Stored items
^^^^

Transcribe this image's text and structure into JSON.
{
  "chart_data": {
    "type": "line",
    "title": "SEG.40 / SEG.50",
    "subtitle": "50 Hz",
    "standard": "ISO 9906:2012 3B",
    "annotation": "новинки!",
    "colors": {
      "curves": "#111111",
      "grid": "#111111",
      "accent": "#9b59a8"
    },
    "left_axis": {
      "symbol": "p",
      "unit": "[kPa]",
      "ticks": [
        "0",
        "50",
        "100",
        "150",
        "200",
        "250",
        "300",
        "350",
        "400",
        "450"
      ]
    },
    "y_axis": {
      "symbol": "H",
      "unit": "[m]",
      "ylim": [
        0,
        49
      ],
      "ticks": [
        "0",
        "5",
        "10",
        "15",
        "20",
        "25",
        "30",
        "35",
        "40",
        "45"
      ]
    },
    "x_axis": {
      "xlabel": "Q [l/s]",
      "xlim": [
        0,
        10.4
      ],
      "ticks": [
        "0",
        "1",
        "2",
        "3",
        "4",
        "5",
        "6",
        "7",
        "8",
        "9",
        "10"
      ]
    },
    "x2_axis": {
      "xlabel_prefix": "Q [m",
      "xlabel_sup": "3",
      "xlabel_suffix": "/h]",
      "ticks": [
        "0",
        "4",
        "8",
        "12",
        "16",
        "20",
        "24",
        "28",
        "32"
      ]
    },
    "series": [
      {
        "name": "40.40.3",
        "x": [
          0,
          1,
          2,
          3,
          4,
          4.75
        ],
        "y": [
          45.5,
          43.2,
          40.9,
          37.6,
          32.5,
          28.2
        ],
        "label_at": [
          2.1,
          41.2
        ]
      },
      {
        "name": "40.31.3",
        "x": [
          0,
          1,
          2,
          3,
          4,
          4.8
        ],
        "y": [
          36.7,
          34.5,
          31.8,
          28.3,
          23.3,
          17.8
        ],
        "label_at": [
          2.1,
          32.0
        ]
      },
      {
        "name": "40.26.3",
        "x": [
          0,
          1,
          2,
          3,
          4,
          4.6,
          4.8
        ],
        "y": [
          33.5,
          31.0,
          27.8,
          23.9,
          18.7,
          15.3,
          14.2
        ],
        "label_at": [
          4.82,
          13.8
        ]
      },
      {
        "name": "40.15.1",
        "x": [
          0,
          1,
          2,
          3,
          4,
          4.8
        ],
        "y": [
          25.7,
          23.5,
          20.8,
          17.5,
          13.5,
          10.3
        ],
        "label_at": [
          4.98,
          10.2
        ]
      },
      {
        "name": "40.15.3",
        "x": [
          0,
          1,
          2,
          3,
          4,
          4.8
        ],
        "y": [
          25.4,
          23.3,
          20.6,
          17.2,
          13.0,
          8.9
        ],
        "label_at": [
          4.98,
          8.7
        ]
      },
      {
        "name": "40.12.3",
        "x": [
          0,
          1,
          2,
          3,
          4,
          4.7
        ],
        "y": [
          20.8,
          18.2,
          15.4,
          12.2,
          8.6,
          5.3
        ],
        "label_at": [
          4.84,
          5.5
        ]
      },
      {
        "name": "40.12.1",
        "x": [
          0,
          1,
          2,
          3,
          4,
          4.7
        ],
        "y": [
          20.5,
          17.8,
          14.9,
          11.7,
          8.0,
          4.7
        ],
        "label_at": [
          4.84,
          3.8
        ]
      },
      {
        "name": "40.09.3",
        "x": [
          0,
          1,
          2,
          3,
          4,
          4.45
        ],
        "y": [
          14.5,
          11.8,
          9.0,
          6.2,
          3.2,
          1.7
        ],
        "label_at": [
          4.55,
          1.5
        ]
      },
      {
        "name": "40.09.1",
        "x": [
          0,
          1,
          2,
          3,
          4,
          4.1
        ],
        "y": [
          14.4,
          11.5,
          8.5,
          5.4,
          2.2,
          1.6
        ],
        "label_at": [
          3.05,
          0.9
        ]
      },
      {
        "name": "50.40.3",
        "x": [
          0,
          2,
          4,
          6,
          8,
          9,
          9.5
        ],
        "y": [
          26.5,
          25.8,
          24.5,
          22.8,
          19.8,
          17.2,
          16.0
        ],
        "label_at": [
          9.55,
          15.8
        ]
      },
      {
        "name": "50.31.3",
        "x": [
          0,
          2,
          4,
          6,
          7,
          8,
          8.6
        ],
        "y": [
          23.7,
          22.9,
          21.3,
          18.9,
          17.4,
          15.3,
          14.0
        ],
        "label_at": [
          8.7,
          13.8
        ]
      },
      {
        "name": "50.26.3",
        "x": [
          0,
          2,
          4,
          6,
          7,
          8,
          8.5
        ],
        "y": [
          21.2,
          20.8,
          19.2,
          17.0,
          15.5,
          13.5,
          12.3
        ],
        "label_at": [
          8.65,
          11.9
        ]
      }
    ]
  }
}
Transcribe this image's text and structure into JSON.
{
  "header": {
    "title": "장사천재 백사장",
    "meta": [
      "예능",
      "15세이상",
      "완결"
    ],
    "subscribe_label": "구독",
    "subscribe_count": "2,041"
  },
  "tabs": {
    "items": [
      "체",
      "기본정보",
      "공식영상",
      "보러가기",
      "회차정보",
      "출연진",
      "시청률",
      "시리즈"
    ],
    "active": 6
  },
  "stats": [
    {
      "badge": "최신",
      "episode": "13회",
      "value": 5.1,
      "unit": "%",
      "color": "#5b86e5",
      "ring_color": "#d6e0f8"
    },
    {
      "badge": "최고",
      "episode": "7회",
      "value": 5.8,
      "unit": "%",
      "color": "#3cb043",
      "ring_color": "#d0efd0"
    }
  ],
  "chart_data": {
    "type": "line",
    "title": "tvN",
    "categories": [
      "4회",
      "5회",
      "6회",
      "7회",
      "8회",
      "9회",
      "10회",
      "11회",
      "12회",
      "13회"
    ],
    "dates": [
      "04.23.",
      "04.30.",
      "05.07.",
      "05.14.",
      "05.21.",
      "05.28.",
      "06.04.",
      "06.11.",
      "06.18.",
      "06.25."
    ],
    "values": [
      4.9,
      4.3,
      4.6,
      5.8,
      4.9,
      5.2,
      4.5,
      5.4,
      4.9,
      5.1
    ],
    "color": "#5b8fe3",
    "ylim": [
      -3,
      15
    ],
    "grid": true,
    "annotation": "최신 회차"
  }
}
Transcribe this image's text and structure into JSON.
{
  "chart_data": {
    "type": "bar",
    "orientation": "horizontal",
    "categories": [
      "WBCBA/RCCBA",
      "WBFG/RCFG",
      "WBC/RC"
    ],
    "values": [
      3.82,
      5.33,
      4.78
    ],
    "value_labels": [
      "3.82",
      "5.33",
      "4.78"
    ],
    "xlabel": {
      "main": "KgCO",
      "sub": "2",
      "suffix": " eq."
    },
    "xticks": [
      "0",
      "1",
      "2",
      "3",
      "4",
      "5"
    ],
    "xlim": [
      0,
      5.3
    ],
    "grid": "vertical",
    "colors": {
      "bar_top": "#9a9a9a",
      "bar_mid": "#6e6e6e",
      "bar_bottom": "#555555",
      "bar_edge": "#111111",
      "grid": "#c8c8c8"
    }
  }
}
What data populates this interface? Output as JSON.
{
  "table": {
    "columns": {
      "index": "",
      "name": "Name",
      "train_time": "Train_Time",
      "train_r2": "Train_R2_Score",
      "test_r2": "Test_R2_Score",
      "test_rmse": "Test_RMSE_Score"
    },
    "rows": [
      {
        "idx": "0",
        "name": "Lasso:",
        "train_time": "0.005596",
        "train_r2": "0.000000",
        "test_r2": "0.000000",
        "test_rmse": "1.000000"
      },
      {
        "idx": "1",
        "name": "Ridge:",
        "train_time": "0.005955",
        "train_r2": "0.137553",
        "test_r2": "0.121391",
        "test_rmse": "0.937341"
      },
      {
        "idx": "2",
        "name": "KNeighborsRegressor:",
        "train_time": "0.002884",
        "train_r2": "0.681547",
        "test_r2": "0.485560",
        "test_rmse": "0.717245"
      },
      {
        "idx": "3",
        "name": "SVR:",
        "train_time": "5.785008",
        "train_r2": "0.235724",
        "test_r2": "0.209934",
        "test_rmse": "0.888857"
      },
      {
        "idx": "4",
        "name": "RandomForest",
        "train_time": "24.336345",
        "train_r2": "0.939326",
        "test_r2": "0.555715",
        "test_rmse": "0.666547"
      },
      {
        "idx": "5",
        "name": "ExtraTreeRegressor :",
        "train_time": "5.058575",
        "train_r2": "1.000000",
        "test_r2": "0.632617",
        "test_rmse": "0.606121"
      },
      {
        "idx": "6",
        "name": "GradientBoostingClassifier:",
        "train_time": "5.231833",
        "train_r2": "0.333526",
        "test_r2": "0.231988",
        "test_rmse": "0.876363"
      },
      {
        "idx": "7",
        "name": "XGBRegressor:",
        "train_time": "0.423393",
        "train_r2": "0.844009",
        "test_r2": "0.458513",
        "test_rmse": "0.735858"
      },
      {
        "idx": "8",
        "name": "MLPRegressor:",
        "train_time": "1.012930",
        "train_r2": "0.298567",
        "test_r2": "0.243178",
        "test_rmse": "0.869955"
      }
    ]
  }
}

^^^^

- Task details
Pull out the lines above in which the word "annotation" appears.

- Reply to the task
    "annotation": "новинки!",
    "annotation": "최신 회차"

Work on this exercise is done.